| Problem details |
Make an exact copy of the entries below.

>> START Data supplied

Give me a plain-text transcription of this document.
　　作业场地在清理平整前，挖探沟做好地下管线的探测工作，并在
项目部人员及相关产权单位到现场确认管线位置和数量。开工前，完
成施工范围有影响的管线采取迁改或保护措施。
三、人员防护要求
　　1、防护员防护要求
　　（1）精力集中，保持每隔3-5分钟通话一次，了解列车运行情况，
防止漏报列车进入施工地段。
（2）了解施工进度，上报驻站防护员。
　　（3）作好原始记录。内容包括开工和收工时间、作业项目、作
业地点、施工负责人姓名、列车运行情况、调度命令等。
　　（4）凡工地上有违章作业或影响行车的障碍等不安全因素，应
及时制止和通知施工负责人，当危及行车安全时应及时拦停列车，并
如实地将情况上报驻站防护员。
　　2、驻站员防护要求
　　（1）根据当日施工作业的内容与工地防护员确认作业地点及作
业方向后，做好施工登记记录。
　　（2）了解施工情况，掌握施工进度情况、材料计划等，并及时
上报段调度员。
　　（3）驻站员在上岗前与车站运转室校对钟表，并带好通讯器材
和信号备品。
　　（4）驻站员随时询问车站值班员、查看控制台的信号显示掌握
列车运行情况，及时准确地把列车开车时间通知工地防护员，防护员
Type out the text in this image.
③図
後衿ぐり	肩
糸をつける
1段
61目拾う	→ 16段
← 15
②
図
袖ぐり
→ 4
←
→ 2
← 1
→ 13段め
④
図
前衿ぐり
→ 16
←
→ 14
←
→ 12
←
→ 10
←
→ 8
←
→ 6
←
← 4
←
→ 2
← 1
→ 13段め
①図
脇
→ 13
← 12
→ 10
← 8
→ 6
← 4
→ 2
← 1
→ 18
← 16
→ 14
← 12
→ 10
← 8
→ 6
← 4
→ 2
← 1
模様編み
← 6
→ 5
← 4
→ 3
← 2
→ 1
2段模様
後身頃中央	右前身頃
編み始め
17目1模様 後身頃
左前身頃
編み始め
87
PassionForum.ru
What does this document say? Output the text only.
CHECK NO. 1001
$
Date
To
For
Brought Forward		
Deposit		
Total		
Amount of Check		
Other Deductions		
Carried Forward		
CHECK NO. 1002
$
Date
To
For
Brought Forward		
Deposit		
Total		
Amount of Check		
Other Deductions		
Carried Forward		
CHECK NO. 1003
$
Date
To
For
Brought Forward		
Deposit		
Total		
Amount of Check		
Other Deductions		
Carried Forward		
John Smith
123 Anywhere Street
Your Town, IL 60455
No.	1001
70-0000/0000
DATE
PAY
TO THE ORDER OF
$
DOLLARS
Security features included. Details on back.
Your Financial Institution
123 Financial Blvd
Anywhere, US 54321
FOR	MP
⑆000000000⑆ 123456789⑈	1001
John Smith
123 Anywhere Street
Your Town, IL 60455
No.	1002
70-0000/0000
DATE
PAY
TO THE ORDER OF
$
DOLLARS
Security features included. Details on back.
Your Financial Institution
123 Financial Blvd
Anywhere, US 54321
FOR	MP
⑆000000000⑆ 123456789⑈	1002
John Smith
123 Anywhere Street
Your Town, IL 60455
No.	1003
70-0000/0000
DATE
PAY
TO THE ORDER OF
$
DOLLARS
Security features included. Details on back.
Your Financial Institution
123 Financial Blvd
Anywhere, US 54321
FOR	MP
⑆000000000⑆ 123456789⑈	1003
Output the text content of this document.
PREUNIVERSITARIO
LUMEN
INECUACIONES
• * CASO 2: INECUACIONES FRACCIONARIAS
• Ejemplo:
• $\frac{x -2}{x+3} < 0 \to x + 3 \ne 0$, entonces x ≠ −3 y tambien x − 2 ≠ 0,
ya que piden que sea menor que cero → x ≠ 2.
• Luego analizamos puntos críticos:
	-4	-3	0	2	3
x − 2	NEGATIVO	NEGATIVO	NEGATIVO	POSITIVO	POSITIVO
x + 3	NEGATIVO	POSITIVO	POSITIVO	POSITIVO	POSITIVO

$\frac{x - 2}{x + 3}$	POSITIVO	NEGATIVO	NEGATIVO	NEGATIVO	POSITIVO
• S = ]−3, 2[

>> END Data supplied

| Complete answer |
Give me a plain-text transcription of this document.
　　作业场地在清理平整前，挖探沟做好地下管线的探测工作，并在
项目部人员及相关产权单位到现场确认管线位置和数量。开工前，完
成施工范围有影响的管线采取迁改或保护措施。
三、人员防护要求
　　1、防护员防护要求
　　（1）精力集中，保持每隔3-5分钟通话一次，了解列车运行情况，
防止漏报列车进入施工地段。
（2）了解施工进度，上报驻站防护员。
　　（3）作好原始记录。内容包括开工和收工时间、作业项目、作
业地点、施工负责人姓名、列车运行情况、调度命令等。
　　（4）凡工地上有违章作业或影响行车的障碍等不安全因素，应
及时制止和通知施工负责人，当危及行车安全时应及时拦停列车，并
如实地将情况上报驻站防护员。
　　2、驻站员防护要求
　　（1）根据当日施工作业的内容与工地防护员确认作业地点及作
业方向后，做好施工登记记录。
　　（2）了解施工情况，掌握施工进度情况、材料计划等，并及时
上报段调度员。
　　（3）驻站员在上岗前与车站运转室校对钟表，并带好通讯器材
和信号备品。
　　（4）驻站员随时询问车站值班员、查看控制台的信号显示掌握
列车运行情况，及时准确地把列车开车时间通知工地防护员，防护员
Type out the text in this image.
③図
後衿ぐり	肩
糸をつける
1段
61目拾う	→ 16段
← 15
②
図
袖ぐり
→ 4
←
→ 2
← 1
→ 13段め
④
図
前衿ぐり
→ 16
←
→ 14
←
→ 12
←
→ 10
←
→ 8
←
→ 6
←
← 4
←
→ 2
← 1
→ 13段め
①図
脇
→ 13
← 12
→ 10
← 8
→ 6
← 4
→ 2
← 1
→ 18
← 16
→ 14
← 12
→ 10
← 8
→ 6
← 4
→ 2
← 1
模様編み
← 6
→ 5
← 4
→ 3
← 2
→ 1
2段模様
後身頃中央	右前身頃
編み始め
17目1模様 後身頃
左前身頃
編み始め
87
PassionForum.ru
What does this document say? Output the text only.
CHECK NO. 1001
$
Date
To
For
Brought Forward		
Deposit		
Total		
Amount of Check		
Other Deductions		
Carried Forward		
CHECK NO. 1002
$
Date
To
For
Brought Forward		
Deposit		
Total		
Amount of Check		
Other Deductions		
Carried Forward		
CHECK NO. 1003
$
Date
To
For
Brought Forward		
Deposit		
Total		
Amount of Check		
Other Deductions		
Carried Forward		
John Smith
123 Anywhere Street
Your Town, IL 60455
No.	1001
70-0000/0000
DATE
PAY
TO THE ORDER OF
$
DOLLARS
Security features included. Details on back.
Your Financial Institution
123 Financial Blvd
Anywhere, US 54321
FOR	MP
⑆000000000⑆ 123456789⑈	1001
John Smith
123 Anywhere Street
Your Town, IL 60455
No.	1002
70-0000/0000
DATE
PAY
TO THE ORDER OF
$
DOLLARS
Security features included. Details on back.
Your Financial Institution
123 Financial Blvd
Anywhere, US 54321
FOR	MP
⑆000000000⑆ 123456789⑈	1002
John Smith
123 Anywhere Street
Your Town, IL 60455
No.	1003
70-0000/0000
DATE
PAY
TO THE ORDER OF
$
DOLLARS
Security features included. Details on back.
Your Financial Institution
123 Financial Blvd
Anywhere, US 54321
FOR	MP
⑆000000000⑆ 123456789⑈	1003
Output the text content of this document.
PREUNIVERSITARIO
LUMEN
INECUACIONES
• * CASO 2: INECUACIONES FRACCIONARIAS
• Ejemplo:
• $\frac{x -2}{x+3} < 0 \to x + 3 \ne 0$, entonces x ≠ −3 y tambien x − 2 ≠ 0,
ya que piden que sea menor que cero → x ≠ 2.
• Luego analizamos puntos críticos:
	-4	-3	0	2	3
x − 2	NEGATIVO	NEGATIVO	NEGATIVO	POSITIVO	POSITIVO
x + 3	NEGATIVO	POSITIVO	POSITIVO	POSITIVO	POSITIVO

$\frac{x - 2}{x + 3}$	POSITIVO	NEGATIVO	NEGATIVO	NEGATIVO	POSITIVO
• S = ]−3, 2[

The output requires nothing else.